▶ [Raw records]
>> Start
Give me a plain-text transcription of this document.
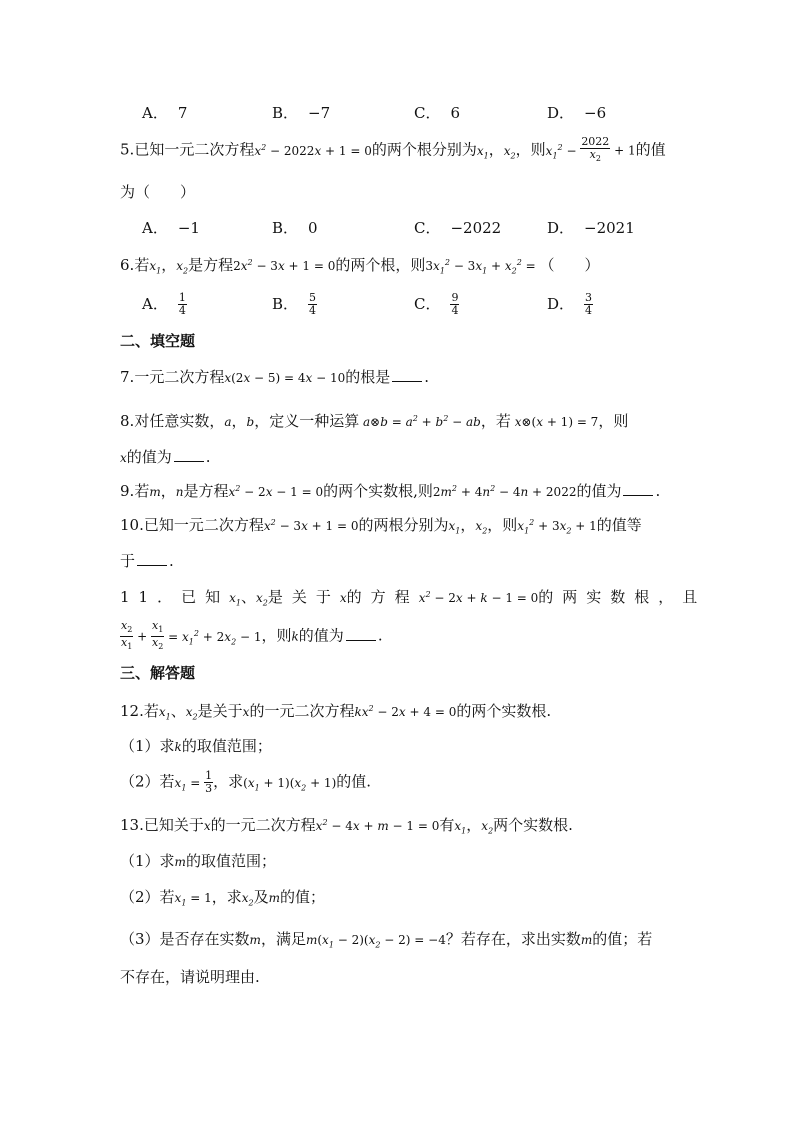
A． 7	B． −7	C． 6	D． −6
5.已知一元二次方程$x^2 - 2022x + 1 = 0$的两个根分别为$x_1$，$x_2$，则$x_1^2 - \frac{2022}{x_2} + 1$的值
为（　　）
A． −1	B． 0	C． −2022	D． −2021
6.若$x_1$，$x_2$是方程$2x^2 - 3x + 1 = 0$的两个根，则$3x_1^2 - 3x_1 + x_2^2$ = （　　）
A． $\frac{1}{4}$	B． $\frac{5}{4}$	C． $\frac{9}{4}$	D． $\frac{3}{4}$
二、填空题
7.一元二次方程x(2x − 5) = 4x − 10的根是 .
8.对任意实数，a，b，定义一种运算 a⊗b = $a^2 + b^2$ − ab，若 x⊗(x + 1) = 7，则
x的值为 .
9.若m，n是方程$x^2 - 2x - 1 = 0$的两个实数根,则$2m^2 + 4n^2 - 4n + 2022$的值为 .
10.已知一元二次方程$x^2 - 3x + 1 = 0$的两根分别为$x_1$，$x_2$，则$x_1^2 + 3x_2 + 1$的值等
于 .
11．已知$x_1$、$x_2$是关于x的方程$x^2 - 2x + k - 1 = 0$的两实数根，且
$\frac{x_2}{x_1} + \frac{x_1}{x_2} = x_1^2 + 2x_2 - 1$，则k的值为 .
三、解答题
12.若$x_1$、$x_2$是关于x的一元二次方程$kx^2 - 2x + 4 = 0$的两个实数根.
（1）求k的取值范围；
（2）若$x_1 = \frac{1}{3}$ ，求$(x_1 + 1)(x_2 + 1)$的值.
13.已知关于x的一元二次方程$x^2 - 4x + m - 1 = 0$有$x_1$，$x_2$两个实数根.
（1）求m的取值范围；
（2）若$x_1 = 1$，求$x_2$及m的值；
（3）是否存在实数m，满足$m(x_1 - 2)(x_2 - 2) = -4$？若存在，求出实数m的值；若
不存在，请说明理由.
>> End
>> Start
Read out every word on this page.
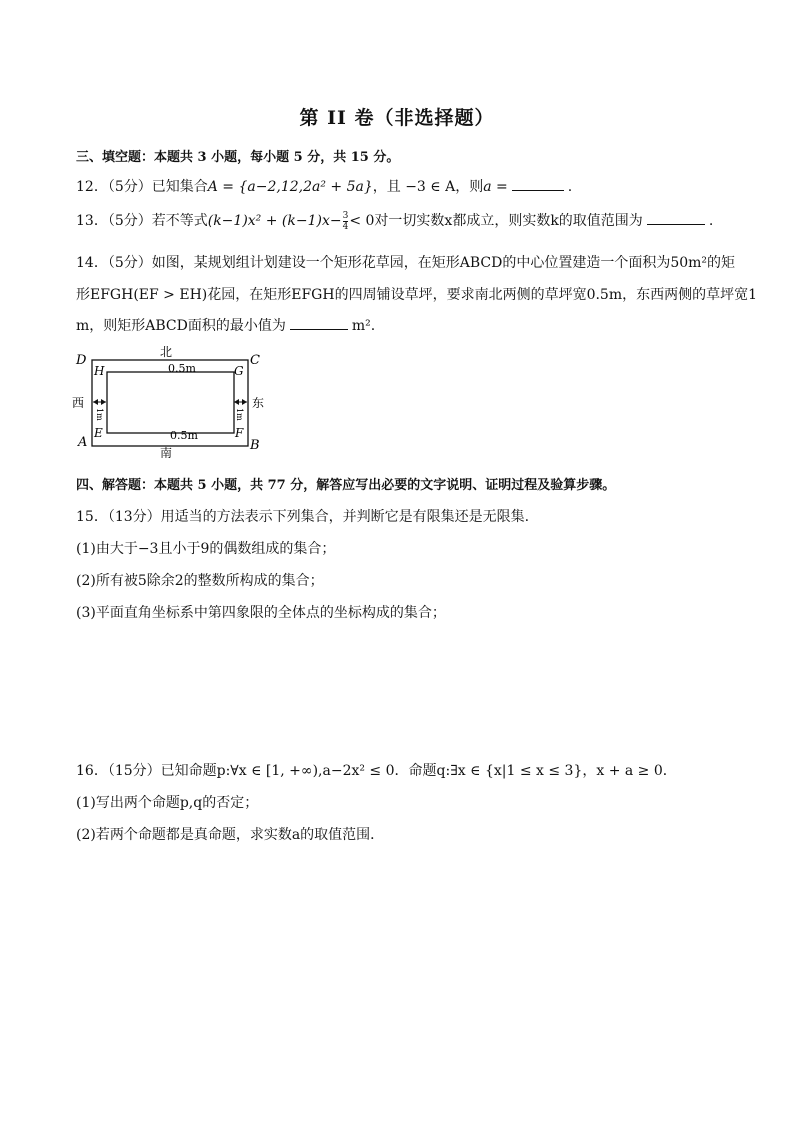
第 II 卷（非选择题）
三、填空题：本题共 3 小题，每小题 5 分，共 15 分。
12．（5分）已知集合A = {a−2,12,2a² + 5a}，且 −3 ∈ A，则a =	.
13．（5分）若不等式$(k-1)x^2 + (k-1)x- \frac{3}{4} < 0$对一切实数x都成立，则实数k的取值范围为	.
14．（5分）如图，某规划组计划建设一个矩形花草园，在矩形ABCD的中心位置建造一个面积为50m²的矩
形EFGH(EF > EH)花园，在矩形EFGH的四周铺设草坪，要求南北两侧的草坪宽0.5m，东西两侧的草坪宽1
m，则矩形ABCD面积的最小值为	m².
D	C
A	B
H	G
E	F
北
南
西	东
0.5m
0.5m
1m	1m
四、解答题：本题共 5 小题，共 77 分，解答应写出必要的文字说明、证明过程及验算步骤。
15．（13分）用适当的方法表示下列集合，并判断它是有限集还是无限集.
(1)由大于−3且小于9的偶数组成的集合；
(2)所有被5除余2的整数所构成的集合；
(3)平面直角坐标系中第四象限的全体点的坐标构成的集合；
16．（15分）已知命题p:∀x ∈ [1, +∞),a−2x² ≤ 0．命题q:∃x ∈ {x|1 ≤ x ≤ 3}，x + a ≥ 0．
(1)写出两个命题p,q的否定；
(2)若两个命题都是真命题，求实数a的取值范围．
>> End
▶ [Work instructions]
Find how many lines of the entries contain "this". Respond with the number only.

▶ [Full output]
2